▸ **PROBLEM REQUIREMENTS**
Set down every record once more, exactly as given.

[Extracted data entries]
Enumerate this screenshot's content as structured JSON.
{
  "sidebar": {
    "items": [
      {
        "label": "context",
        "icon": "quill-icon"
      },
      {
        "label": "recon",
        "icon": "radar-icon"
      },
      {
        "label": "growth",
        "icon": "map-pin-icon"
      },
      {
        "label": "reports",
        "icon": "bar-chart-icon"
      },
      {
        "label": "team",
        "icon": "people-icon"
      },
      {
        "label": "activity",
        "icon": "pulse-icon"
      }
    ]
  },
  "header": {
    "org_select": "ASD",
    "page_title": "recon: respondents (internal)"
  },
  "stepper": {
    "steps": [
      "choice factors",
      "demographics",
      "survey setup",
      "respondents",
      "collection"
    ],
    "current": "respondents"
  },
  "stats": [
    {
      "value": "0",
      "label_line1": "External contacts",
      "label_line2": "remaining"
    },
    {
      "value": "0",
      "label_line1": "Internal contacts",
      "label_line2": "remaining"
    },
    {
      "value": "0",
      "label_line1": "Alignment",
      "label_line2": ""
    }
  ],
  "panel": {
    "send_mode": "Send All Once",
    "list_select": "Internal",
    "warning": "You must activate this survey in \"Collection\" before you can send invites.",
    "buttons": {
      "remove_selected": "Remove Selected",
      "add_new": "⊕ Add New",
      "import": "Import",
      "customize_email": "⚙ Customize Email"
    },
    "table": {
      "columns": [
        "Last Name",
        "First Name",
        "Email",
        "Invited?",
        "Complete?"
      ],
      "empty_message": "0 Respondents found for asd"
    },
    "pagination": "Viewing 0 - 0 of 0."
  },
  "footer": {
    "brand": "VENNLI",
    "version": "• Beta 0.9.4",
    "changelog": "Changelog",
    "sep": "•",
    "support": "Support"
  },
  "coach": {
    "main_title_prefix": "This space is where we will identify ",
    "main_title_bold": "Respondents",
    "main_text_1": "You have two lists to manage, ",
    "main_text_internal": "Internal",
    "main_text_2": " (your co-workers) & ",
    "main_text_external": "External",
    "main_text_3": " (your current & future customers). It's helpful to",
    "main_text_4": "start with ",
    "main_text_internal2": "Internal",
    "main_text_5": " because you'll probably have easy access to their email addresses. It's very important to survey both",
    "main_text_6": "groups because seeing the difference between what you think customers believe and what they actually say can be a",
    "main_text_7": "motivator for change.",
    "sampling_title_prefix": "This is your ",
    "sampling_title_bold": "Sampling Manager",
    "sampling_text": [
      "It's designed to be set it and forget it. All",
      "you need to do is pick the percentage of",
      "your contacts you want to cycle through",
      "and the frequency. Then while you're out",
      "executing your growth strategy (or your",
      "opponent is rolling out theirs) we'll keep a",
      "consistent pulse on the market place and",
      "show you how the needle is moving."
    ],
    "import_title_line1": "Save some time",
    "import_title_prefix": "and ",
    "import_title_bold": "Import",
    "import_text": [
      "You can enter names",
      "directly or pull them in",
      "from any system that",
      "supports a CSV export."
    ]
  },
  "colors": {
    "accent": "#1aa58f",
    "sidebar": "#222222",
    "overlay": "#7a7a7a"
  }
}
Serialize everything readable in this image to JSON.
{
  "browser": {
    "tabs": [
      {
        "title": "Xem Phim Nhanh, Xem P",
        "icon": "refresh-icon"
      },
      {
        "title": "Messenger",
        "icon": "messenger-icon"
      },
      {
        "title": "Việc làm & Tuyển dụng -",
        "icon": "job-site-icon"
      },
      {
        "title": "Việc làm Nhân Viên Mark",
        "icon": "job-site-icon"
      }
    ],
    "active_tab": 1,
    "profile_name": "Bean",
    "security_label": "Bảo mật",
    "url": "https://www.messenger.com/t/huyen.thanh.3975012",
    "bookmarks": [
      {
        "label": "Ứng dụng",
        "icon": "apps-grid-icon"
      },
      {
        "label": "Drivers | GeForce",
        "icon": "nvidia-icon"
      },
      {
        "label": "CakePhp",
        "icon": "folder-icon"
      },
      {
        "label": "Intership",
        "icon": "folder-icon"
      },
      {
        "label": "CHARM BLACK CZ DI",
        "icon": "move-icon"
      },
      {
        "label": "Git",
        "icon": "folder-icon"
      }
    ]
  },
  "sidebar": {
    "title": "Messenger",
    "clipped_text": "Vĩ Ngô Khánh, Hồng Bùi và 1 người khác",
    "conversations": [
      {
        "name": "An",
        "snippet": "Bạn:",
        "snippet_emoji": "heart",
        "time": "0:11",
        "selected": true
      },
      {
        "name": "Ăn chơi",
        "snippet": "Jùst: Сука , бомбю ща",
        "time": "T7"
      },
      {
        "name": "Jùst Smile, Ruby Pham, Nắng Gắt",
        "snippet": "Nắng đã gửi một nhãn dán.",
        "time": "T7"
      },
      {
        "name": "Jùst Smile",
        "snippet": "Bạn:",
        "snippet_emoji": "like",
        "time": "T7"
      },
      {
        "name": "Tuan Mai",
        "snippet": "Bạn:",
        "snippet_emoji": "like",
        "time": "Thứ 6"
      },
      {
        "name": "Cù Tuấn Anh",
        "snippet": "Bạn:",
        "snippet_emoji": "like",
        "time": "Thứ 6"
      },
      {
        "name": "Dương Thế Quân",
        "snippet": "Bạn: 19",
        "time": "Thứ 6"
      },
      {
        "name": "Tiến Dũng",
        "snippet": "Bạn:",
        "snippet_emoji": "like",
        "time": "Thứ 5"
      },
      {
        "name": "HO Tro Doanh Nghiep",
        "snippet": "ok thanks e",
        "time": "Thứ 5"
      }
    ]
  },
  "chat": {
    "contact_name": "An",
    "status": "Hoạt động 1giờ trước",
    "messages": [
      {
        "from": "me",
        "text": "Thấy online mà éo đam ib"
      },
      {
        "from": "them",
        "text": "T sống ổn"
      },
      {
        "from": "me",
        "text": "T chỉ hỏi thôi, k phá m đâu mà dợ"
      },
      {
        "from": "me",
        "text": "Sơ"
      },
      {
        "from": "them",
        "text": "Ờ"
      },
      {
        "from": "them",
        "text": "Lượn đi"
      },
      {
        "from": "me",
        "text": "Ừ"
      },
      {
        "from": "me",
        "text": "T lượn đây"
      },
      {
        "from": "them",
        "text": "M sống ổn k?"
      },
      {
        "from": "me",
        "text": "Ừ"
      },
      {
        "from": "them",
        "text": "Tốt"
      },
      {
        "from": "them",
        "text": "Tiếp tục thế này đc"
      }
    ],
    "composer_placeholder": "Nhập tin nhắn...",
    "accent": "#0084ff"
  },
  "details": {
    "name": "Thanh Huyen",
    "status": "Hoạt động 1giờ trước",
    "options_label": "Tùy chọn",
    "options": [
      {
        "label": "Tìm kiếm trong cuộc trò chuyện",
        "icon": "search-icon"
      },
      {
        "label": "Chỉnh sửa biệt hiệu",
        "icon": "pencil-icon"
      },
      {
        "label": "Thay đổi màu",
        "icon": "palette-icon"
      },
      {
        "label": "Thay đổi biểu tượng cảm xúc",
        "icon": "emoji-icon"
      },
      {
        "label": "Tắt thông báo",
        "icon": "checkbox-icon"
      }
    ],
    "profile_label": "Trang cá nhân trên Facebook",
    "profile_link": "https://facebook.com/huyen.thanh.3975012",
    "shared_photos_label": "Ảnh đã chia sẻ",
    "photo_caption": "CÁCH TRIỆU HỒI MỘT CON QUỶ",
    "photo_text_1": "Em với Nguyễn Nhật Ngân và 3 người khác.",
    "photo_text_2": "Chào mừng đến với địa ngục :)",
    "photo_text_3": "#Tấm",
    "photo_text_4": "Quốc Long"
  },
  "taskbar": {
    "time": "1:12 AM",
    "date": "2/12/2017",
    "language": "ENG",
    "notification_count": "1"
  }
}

▸ **RESPONSE TO THE TASK**
Enumerate this screenshot's content as structured JSON.
{
  "sidebar": {
    "items": [
      {
        "label": "context",
        "icon": "quill-icon"
      },
      {
        "label": "recon",
        "icon": "radar-icon"
      },
      {
        "label": "growth",
        "icon": "map-pin-icon"
      },
      {
        "label": "reports",
        "icon": "bar-chart-icon"
      },
      {
        "label": "team",
        "icon": "people-icon"
      },
      {
        "label": "activity",
        "icon": "pulse-icon"
      }
    ]
  },
  "header": {
    "org_select": "ASD",
    "page_title": "recon: respondents (internal)"
  },
  "stepper": {
    "steps": [
      "choice factors",
      "demographics",
      "survey setup",
      "respondents",
      "collection"
    ],
    "current": "respondents"
  },
  "stats": [
    {
      "value": "0",
      "label_line1": "External contacts",
      "label_line2": "remaining"
    },
    {
      "value": "0",
      "label_line1": "Internal contacts",
      "label_line2": "remaining"
    },
    {
      "value": "0",
      "label_line1": "Alignment",
      "label_line2": ""
    }
  ],
  "panel": {
    "send_mode": "Send All Once",
    "list_select": "Internal",
    "warning": "You must activate this survey in \"Collection\" before you can send invites.",
    "buttons": {
      "remove_selected": "Remove Selected",
      "add_new": "⊕ Add New",
      "import": "Import",
      "customize_email": "⚙ Customize Email"
    },
    "table": {
      "columns": [
        "Last Name",
        "First Name",
        "Email",
        "Invited?",
        "Complete?"
      ],
      "empty_message": "0 Respondents found for asd"
    },
    "pagination": "Viewing 0 - 0 of 0."
  },
  "footer": {
    "brand": "VENNLI",
    "version": "• Beta 0.9.4",
    "changelog": "Changelog",
    "sep": "•",
    "support": "Support"
  },
  "coach": {
    "main_title_prefix": "This space is where we will identify ",
    "main_title_bold": "Respondents",
    "main_text_1": "You have two lists to manage, ",
    "main_text_internal": "Internal",
    "main_text_2": " (your co-workers) & ",
    "main_text_external": "External",
    "main_text_3": " (your current & future customers). It's helpful to",
    "main_text_4": "start with ",
    "main_text_internal2": "Internal",
    "main_text_5": " because you'll probably have easy access to their email addresses. It's very important to survey both",
    "main_text_6": "groups because seeing the difference between what you think customers believe and what they actually say can be a",
    "main_text_7": "motivator for change.",
    "sampling_title_prefix": "This is your ",
    "sampling_title_bold": "Sampling Manager",
    "sampling_text": [
      "It's designed to be set it and forget it. All",
      "you need to do is pick the percentage of",
      "your contacts you want to cycle through",
      "and the frequency. Then while you're out",
      "executing your growth strategy (or your",
      "opponent is rolling out theirs) we'll keep a",
      "consistent pulse on the market place and",
      "show you how the needle is moving."
    ],
    "import_title_line1": "Save some time",
    "import_title_prefix": "and ",
    "import_title_bold": "Import",
    "import_text": [
      "You can enter names",
      "directly or pull them in",
      "from any system that",
      "supports a CSV export."
    ]
  },
  "colors": {
    "accent": "#1aa58f",
    "sidebar": "#222222",
    "overlay": "#7a7a7a"
  }
}
Serialize everything readable in this image to JSON.
{
  "browser": {
    "tabs": [
      {
        "title": "Xem Phim Nhanh, Xem P",
        "icon": "refresh-icon"
      },
      {
        "title": "Messenger",
        "icon": "messenger-icon"
      },
      {
        "title": "Việc làm & Tuyển dụng -",
        "icon": "job-site-icon"
      },
      {
        "title": "Việc làm Nhân Viên Mark",
        "icon": "job-site-icon"
      }
    ],
    "active_tab": 1,
    "profile_name": "Bean",
    "security_label": "Bảo mật",
    "url": "https://www.messenger.com/t/huyen.thanh.3975012",
    "bookmarks": [
      {
        "label": "Ứng dụng",
        "icon": "apps-grid-icon"
      },
      {
        "label": "Drivers | GeForce",
        "icon": "nvidia-icon"
      },
      {
        "label": "CakePhp",
        "icon": "folder-icon"
      },
      {
        "label": "Intership",
        "icon": "folder-icon"
      },
      {
        "label": "CHARM BLACK CZ DI",
        "icon": "move-icon"
      },
      {
        "label": "Git",
        "icon": "folder-icon"
      }
    ]
  },
  "sidebar": {
    "title": "Messenger",
    "clipped_text": "Vĩ Ngô Khánh, Hồng Bùi và 1 người khác",
    "conversations": [
      {
        "name": "An",
        "snippet": "Bạn:",
        "snippet_emoji": "heart",
        "time": "0:11",
        "selected": true
      },
      {
        "name": "Ăn chơi",
        "snippet": "Jùst: Сука , бомбю ща",
        "time": "T7"
      },
      {
        "name": "Jùst Smile, Ruby Pham, Nắng Gắt",
        "snippet": "Nắng đã gửi một nhãn dán.",
        "time": "T7"
      },
      {
        "name": "Jùst Smile",
        "snippet": "Bạn:",
        "snippet_emoji": "like",
        "time": "T7"
      },
      {
        "name": "Tuan Mai",
        "snippet": "Bạn:",
        "snippet_emoji": "like",
        "time": "Thứ 6"
      },
      {
        "name": "Cù Tuấn Anh",
        "snippet": "Bạn:",
        "snippet_emoji": "like",
        "time": "Thứ 6"
      },
      {
        "name": "Dương Thế Quân",
        "snippet": "Bạn: 19",
        "time": "Thứ 6"
      },
      {
        "name": "Tiến Dũng",
        "snippet": "Bạn:",
        "snippet_emoji": "like",
        "time": "Thứ 5"
      },
      {
        "name": "HO Tro Doanh Nghiep",
        "snippet": "ok thanks e",
        "time": "Thứ 5"
      }
    ]
  },
  "chat": {
    "contact_name": "An",
    "status": "Hoạt động 1giờ trước",
    "messages": [
      {
        "from": "me",
        "text": "Thấy online mà éo đam ib"
      },
      {
        "from": "them",
        "text": "T sống ổn"
      },
      {
        "from": "me",
        "text": "T chỉ hỏi thôi, k phá m đâu mà dợ"
      },
      {
        "from": "me",
        "text": "Sơ"
      },
      {
        "from": "them",
        "text": "Ờ"
      },
      {
        "from": "them",
        "text": "Lượn đi"
      },
      {
        "from": "me",
        "text": "Ừ"
      },
      {
        "from": "me",
        "text": "T lượn đây"
      },
      {
        "from": "them",
        "text": "M sống ổn k?"
      },
      {
        "from": "me",
        "text": "Ừ"
      },
      {
        "from": "them",
        "text": "Tốt"
      },
      {
        "from": "them",
        "text": "Tiếp tục thế này đc"
      }
    ],
    "composer_placeholder": "Nhập tin nhắn...",
    "accent": "#0084ff"
  },
  "details": {
    "name": "Thanh Huyen",
    "status": "Hoạt động 1giờ trước",
    "options_label": "Tùy chọn",
    "options": [
      {
        "label": "Tìm kiếm trong cuộc trò chuyện",
        "icon": "search-icon"
      },
      {
        "label": "Chỉnh sửa biệt hiệu",
        "icon": "pencil-icon"
      },
      {
        "label": "Thay đổi màu",
        "icon": "palette-icon"
      },
      {
        "label": "Thay đổi biểu tượng cảm xúc",
        "icon": "emoji-icon"
      },
      {
        "label": "Tắt thông báo",
        "icon": "checkbox-icon"
      }
    ],
    "profile_label": "Trang cá nhân trên Facebook",
    "profile_link": "https://facebook.com/huyen.thanh.3975012",
    "shared_photos_label": "Ảnh đã chia sẻ",
    "photo_caption": "CÁCH TRIỆU HỒI MỘT CON QUỶ",
    "photo_text_1": "Em với Nguyễn Nhật Ngân và 3 người khác.",
    "photo_text_2": "Chào mừng đến với địa ngục :)",
    "photo_text_3": "#Tấm",
    "photo_text_4": "Quốc Long"
  },
  "taskbar": {
    "time": "1:12 AM",
    "date": "2/12/2017",
    "language": "ENG",
    "notification_count": "1"
  }
}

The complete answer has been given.